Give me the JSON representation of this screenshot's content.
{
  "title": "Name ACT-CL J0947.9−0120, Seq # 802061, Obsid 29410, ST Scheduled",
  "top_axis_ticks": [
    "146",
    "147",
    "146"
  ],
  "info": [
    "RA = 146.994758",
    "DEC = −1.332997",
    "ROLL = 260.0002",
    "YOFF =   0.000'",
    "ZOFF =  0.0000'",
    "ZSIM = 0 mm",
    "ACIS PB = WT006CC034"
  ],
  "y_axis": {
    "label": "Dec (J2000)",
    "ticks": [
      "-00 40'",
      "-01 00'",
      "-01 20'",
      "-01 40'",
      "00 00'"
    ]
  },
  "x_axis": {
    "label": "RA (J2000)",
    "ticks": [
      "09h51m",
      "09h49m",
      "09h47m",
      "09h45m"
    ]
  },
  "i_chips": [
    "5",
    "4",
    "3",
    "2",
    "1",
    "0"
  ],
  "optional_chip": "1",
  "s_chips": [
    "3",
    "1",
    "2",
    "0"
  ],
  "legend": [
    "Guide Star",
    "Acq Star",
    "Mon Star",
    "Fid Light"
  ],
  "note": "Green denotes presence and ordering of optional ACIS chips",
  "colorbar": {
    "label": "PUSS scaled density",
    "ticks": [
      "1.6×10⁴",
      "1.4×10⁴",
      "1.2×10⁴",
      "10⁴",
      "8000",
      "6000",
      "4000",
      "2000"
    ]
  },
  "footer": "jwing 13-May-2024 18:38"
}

Given problem: Output the records verbatim, from the first line to the last.

Completed task:
Give me the JSON representation of this screenshot's content.
{
  "title": "Name ACT-CL J0947.9−0120, Seq # 802061, Obsid 29410, ST Scheduled",
  "top_axis_ticks": [
    "146",
    "147",
    "146"
  ],
  "info": [
    "RA = 146.994758",
    "DEC = −1.332997",
    "ROLL = 260.0002",
    "YOFF =   0.000'",
    "ZOFF =  0.0000'",
    "ZSIM = 0 mm",
    "ACIS PB = WT006CC034"
  ],
  "y_axis": {
    "label": "Dec (J2000)",
    "ticks": [
      "-00 40'",
      "-01 00'",
      "-01 20'",
      "-01 40'",
      "00 00'"
    ]
  },
  "x_axis": {
    "label": "RA (J2000)",
    "ticks": [
      "09h51m",
      "09h49m",
      "09h47m",
      "09h45m"
    ]
  },
  "i_chips": [
    "5",
    "4",
    "3",
    "2",
    "1",
    "0"
  ],
  "optional_chip": "1",
  "s_chips": [
    "3",
    "1",
    "2",
    "0"
  ],
  "legend": [
    "Guide Star",
    "Acq Star",
    "Mon Star",
    "Fid Light"
  ],
  "note": "Green denotes presence and ordering of optional ACIS chips",
  "colorbar": {
    "label": "PUSS scaled density",
    "ticks": [
      "1.6×10⁴",
      "1.4×10⁴",
      "1.2×10⁴",
      "10⁴",
      "8000",
      "6000",
      "4000",
      "2000"
    ]
  },
  "footer": "jwing 13-May-2024 18:38"
}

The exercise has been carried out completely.